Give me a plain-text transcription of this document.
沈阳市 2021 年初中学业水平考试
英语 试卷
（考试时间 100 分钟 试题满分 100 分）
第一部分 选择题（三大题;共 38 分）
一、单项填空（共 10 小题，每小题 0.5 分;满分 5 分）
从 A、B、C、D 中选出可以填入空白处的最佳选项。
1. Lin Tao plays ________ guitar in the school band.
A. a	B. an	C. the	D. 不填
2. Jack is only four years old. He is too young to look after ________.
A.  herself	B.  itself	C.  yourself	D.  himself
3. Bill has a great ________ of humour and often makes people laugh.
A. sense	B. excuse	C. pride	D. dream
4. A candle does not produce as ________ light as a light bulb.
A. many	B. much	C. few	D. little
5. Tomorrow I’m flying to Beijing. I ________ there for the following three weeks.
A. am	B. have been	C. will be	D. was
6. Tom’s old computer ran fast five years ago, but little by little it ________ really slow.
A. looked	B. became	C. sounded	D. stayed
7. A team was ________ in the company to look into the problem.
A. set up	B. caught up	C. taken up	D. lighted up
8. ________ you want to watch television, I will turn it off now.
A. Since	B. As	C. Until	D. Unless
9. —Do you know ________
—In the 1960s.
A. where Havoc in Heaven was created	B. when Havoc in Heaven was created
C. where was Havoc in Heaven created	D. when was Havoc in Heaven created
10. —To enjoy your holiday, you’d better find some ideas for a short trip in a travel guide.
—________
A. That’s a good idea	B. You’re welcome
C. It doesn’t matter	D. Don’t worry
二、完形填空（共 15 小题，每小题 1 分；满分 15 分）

**Goal:** Word for word, write out all of the data above.

**The response:**
Give me a plain-text transcription of this document.
沈阳市 2021 年初中学业水平考试
英语 试卷
（考试时间 100 分钟 试题满分 100 分）
第一部分 选择题（三大题;共 38 分）
一、单项填空（共 10 小题，每小题 0.5 分;满分 5 分）
从 A、B、C、D 中选出可以填入空白处的最佳选项。
1. Lin Tao plays ________ guitar in the school band.
A. a	B. an	C. the	D. 不填
2. Jack is only four years old. He is too young to look after ________.
A.  herself	B.  itself	C.  yourself	D.  himself
3. Bill has a great ________ of humour and often makes people laugh.
A. sense	B. excuse	C. pride	D. dream
4. A candle does not produce as ________ light as a light bulb.
A. many	B. much	C. few	D. little
5. Tomorrow I’m flying to Beijing. I ________ there for the following three weeks.
A. am	B. have been	C. will be	D. was
6. Tom’s old computer ran fast five years ago, but little by little it ________ really slow.
A. looked	B. became	C. sounded	D. stayed
7. A team was ________ in the company to look into the problem.
A. set up	B. caught up	C. taken up	D. lighted up
8. ________ you want to watch television, I will turn it off now.
A. Since	B. As	C. Until	D. Unless
9. —Do you know ________
—In the 1960s.
A. where Havoc in Heaven was created	B. when Havoc in Heaven was created
C. where was Havoc in Heaven created	D. when was Havoc in Heaven created
10. —To enjoy your holiday, you’d better find some ideas for a short trip in a travel guide.
—________
A. That’s a good idea	B. You’re welcome
C. It doesn’t matter	D. Don’t worry
二、完形填空（共 15 小题，每小题 1 分；满分 15 分）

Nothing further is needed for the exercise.